WHAT THE TASK ASKS: Write out every one of the rows below word for word, changing nothing.

ENTRIES:

* * *

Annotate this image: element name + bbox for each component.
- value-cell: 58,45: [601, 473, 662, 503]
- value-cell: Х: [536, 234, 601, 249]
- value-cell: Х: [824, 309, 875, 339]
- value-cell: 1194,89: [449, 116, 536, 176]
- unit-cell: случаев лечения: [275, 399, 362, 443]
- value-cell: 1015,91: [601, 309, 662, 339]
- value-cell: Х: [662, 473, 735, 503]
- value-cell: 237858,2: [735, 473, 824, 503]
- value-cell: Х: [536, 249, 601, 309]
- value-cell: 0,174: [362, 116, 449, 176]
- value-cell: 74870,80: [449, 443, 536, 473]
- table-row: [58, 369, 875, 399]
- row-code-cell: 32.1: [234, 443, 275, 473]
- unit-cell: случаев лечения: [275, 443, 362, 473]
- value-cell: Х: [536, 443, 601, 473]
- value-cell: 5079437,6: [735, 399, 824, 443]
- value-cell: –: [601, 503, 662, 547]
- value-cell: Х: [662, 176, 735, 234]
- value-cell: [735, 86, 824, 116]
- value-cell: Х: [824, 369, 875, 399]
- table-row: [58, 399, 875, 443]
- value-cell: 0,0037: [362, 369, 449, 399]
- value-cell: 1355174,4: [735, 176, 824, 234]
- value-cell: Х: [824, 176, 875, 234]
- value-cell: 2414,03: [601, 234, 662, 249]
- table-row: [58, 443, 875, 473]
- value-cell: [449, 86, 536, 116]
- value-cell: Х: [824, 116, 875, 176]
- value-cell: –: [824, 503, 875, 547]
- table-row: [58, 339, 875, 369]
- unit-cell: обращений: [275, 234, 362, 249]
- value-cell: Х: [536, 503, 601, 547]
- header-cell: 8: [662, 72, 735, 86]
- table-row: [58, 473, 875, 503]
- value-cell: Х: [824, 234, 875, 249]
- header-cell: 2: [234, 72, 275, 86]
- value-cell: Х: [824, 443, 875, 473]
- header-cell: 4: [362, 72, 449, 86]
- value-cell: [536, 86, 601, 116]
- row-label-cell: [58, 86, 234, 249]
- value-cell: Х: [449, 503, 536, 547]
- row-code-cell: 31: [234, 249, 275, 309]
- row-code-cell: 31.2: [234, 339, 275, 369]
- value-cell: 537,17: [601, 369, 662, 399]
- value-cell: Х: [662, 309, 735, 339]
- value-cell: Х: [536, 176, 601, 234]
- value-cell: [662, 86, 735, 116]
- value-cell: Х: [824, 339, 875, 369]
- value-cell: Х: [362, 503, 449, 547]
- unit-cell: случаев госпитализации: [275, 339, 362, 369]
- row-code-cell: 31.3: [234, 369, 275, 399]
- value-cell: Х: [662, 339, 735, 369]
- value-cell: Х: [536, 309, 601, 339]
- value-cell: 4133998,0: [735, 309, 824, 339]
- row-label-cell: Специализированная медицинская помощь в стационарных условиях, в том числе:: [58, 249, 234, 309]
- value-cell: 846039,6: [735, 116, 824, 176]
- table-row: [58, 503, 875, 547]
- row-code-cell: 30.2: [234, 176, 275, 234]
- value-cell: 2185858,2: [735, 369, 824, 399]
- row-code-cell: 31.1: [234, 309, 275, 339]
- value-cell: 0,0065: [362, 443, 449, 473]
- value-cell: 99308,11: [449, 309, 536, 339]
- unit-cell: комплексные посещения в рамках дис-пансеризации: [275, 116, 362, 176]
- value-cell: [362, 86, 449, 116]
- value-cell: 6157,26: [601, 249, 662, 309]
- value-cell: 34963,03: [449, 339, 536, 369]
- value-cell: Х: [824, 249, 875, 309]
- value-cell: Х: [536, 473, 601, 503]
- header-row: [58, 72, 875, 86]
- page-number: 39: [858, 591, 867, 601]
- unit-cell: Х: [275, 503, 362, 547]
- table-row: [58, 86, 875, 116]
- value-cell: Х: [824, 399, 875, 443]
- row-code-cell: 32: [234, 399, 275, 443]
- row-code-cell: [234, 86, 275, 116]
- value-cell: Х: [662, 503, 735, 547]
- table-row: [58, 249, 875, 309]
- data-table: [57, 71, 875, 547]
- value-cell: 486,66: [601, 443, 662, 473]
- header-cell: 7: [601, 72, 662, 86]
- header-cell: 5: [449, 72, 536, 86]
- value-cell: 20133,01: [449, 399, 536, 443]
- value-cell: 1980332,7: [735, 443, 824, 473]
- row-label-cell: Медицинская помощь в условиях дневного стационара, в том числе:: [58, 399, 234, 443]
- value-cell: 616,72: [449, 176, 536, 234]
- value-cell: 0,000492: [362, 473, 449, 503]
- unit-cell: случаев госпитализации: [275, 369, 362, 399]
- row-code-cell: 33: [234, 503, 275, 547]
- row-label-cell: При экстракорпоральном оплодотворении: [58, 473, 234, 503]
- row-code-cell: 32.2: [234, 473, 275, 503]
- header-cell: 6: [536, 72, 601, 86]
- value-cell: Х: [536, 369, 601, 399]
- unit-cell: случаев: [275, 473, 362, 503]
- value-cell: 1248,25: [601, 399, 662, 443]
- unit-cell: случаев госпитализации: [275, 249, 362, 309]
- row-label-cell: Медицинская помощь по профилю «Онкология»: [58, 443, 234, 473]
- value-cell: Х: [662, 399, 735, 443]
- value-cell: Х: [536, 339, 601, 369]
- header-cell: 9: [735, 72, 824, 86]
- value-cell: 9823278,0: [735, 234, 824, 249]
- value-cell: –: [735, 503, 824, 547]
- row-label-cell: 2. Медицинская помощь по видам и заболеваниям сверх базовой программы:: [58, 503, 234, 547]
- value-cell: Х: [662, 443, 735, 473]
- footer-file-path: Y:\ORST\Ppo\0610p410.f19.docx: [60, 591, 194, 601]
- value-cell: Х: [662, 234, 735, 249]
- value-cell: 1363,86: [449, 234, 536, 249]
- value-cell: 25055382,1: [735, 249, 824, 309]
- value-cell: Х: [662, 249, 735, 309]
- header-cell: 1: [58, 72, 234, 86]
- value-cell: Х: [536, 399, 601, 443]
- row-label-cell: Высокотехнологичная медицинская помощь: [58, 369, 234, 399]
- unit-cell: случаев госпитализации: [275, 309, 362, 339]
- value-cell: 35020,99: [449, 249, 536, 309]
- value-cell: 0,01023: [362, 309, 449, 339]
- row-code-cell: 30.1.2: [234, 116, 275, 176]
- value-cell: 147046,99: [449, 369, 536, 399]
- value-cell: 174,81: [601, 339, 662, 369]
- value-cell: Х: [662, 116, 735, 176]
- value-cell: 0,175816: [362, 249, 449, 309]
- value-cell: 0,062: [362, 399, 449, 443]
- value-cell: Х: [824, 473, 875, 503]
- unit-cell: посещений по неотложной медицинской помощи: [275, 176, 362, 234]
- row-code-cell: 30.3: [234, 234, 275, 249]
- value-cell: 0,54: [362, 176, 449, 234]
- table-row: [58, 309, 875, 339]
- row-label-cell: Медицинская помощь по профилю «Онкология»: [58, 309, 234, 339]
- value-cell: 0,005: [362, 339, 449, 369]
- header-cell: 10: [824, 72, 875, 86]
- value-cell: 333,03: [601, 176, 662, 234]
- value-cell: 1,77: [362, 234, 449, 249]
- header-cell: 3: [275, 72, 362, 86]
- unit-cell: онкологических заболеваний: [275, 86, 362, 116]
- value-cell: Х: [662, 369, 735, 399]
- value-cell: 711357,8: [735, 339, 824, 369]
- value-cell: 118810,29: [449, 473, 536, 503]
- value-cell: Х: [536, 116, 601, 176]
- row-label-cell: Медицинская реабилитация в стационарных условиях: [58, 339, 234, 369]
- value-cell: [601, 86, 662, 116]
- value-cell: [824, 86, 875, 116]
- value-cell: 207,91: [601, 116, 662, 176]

* * *

SOLVED EXERCISE:
Annotate this image: element name + bbox for each component.
- value-cell: 58,45: [601, 473, 662, 503]
- value-cell: Х: [536, 234, 601, 249]
- value-cell: Х: [824, 309, 875, 339]
- value-cell: 1194,89: [449, 116, 536, 176]
- unit-cell: случаев лечения: [275, 399, 362, 443]
- value-cell: 1015,91: [601, 309, 662, 339]
- value-cell: Х: [662, 473, 735, 503]
- value-cell: 237858,2: [735, 473, 824, 503]
- value-cell: Х: [536, 249, 601, 309]
- value-cell: 0,174: [362, 116, 449, 176]
- value-cell: 74870,80: [449, 443, 536, 473]
- table-row: [58, 369, 875, 399]
- row-code-cell: 32.1: [234, 443, 275, 473]
- unit-cell: случаев лечения: [275, 443, 362, 473]
- value-cell: Х: [536, 443, 601, 473]
- value-cell: 5079437,6: [735, 399, 824, 443]
- value-cell: –: [601, 503, 662, 547]
- value-cell: Х: [662, 176, 735, 234]
- value-cell: [735, 86, 824, 116]
- value-cell: Х: [824, 369, 875, 399]
- table-row: [58, 399, 875, 443]
- value-cell: 0,0037: [362, 369, 449, 399]
- value-cell: 1355174,4: [735, 176, 824, 234]
- value-cell: Х: [824, 176, 875, 234]
- value-cell: 2414,03: [601, 234, 662, 249]
- table-row: [58, 443, 875, 473]
- value-cell: [449, 86, 536, 116]
- value-cell: Х: [824, 116, 875, 176]
- value-cell: –: [824, 503, 875, 547]
- table-row: [58, 339, 875, 369]
- unit-cell: обращений: [275, 234, 362, 249]
- value-cell: Х: [536, 503, 601, 547]
- header-cell: 8: [662, 72, 735, 86]
- table-row: [58, 473, 875, 503]
- value-cell: Х: [824, 234, 875, 249]
- header-cell: 2: [234, 72, 275, 86]
- value-cell: Х: [824, 443, 875, 473]
- header-cell: 4: [362, 72, 449, 86]
- value-cell: [536, 86, 601, 116]
- row-label-cell: [58, 86, 234, 249]
- value-cell: Х: [449, 503, 536, 547]
- row-code-cell: 31: [234, 249, 275, 309]
- row-code-cell: 31.2: [234, 339, 275, 369]
- value-cell: 537,17: [601, 369, 662, 399]
- value-cell: Х: [662, 309, 735, 339]
- value-cell: Х: [536, 176, 601, 234]
- value-cell: [662, 86, 735, 116]
- value-cell: Х: [824, 339, 875, 369]
- value-cell: Х: [362, 503, 449, 547]
- unit-cell: случаев госпитализации: [275, 339, 362, 369]
- row-code-cell: 31.3: [234, 369, 275, 399]
- value-cell: Х: [662, 339, 735, 369]
- value-cell: Х: [536, 309, 601, 339]
- value-cell: 4133998,0: [735, 309, 824, 339]
- row-label-cell: Специализированная медицинская помощь в стационарных условиях, в том числе:: [58, 249, 234, 309]
- value-cell: 846039,6: [735, 116, 824, 176]
- table-row: [58, 503, 875, 547]
- row-code-cell: 30.2: [234, 176, 275, 234]
- value-cell: 2185858,2: [735, 369, 824, 399]
- row-code-cell: 31.1: [234, 309, 275, 339]
- value-cell: 0,0065: [362, 443, 449, 473]
- value-cell: 99308,11: [449, 309, 536, 339]
- unit-cell: комплексные посещения в рамках дис-пансеризации: [275, 116, 362, 176]
- value-cell: [362, 86, 449, 116]
- value-cell: 6157,26: [601, 249, 662, 309]
- value-cell: 34963,03: [449, 339, 536, 369]
- value-cell: Х: [824, 249, 875, 309]
- value-cell: Х: [536, 473, 601, 503]
- header-row: [58, 72, 875, 86]
- page-number: 39: [858, 591, 867, 601]
- unit-cell: Х: [275, 503, 362, 547]
- table-row: [58, 86, 875, 116]
- value-cell: Х: [824, 399, 875, 443]
- row-code-cell: 32: [234, 399, 275, 443]
- row-code-cell: [234, 86, 275, 116]
- value-cell: Х: [662, 503, 735, 547]
- table-row: [58, 249, 875, 309]
- data-table: [57, 71, 875, 547]
- value-cell: 486,66: [601, 443, 662, 473]
- header-cell: 7: [601, 72, 662, 86]
- header-cell: 5: [449, 72, 536, 86]
- value-cell: 20133,01: [449, 399, 536, 443]
- value-cell: 1980332,7: [735, 443, 824, 473]
- row-label-cell: Медицинская помощь в условиях дневного стационара, в том числе:: [58, 399, 234, 443]
- value-cell: 616,72: [449, 176, 536, 234]
- value-cell: 0,000492: [362, 473, 449, 503]
- unit-cell: случаев госпитализации: [275, 369, 362, 399]
- row-code-cell: 33: [234, 503, 275, 547]
- row-label-cell: При экстракорпоральном оплодотворении: [58, 473, 234, 503]
- row-code-cell: 32.2: [234, 473, 275, 503]
- header-cell: 6: [536, 72, 601, 86]
- value-cell: Х: [536, 369, 601, 399]
- unit-cell: случаев: [275, 473, 362, 503]
- value-cell: 1248,25: [601, 399, 662, 443]
- unit-cell: случаев госпитализации: [275, 249, 362, 309]
- row-label-cell: Медицинская помощь по профилю «Онкология»: [58, 443, 234, 473]
- value-cell: Х: [662, 399, 735, 443]
- value-cell: Х: [536, 339, 601, 369]
- header-cell: 9: [735, 72, 824, 86]
- value-cell: 9823278,0: [735, 234, 824, 249]
- value-cell: –: [735, 503, 824, 547]
- row-label-cell: 2. Медицинская помощь по видам и заболеваниям сверх базовой программы:: [58, 503, 234, 547]
- value-cell: Х: [662, 443, 735, 473]
- footer-file-path: Y:\ORST\Ppo\0610p410.f19.docx: [60, 591, 194, 601]
- value-cell: Х: [662, 234, 735, 249]
- value-cell: 1363,86: [449, 234, 536, 249]
- value-cell: 25055382,1: [735, 249, 824, 309]
- value-cell: Х: [662, 249, 735, 309]
- header-cell: 1: [58, 72, 234, 86]
- value-cell: Х: [536, 399, 601, 443]
- row-label-cell: Высокотехнологичная медицинская помощь: [58, 369, 234, 399]
- unit-cell: случаев госпитализации: [275, 309, 362, 339]
- value-cell: 35020,99: [449, 249, 536, 309]
- value-cell: 0,01023: [362, 309, 449, 339]
- row-code-cell: 30.1.2: [234, 116, 275, 176]
- value-cell: 147046,99: [449, 369, 536, 399]
- value-cell: 174,81: [601, 339, 662, 369]
- value-cell: Х: [662, 116, 735, 176]
- value-cell: 0,175816: [362, 249, 449, 309]
- value-cell: 0,062: [362, 399, 449, 443]
- value-cell: Х: [824, 473, 875, 503]
- unit-cell: посещений по неотложной медицинской помощи: [275, 176, 362, 234]
- row-code-cell: 30.3: [234, 234, 275, 249]
- value-cell: 0,54: [362, 176, 449, 234]
- table-row: [58, 309, 875, 339]
- row-label-cell: Медицинская помощь по профилю «Онкология»: [58, 309, 234, 339]
- value-cell: 0,005: [362, 339, 449, 369]
- header-cell: 10: [824, 72, 875, 86]
- value-cell: 333,03: [601, 176, 662, 234]
- value-cell: 1,77: [362, 234, 449, 249]
- header-cell: 3: [275, 72, 362, 86]
- unit-cell: онкологических заболеваний: [275, 86, 362, 116]
- value-cell: Х: [662, 369, 735, 399]
- value-cell: 711357,8: [735, 339, 824, 369]
- value-cell: 118810,29: [449, 473, 536, 503]
- value-cell: Х: [536, 116, 601, 176]
- row-label-cell: Медицинская реабилитация в стационарных условиях: [58, 339, 234, 369]
- value-cell: [601, 86, 662, 116]
- value-cell: [824, 86, 875, 116]
- value-cell: 207,91: [601, 116, 662, 176]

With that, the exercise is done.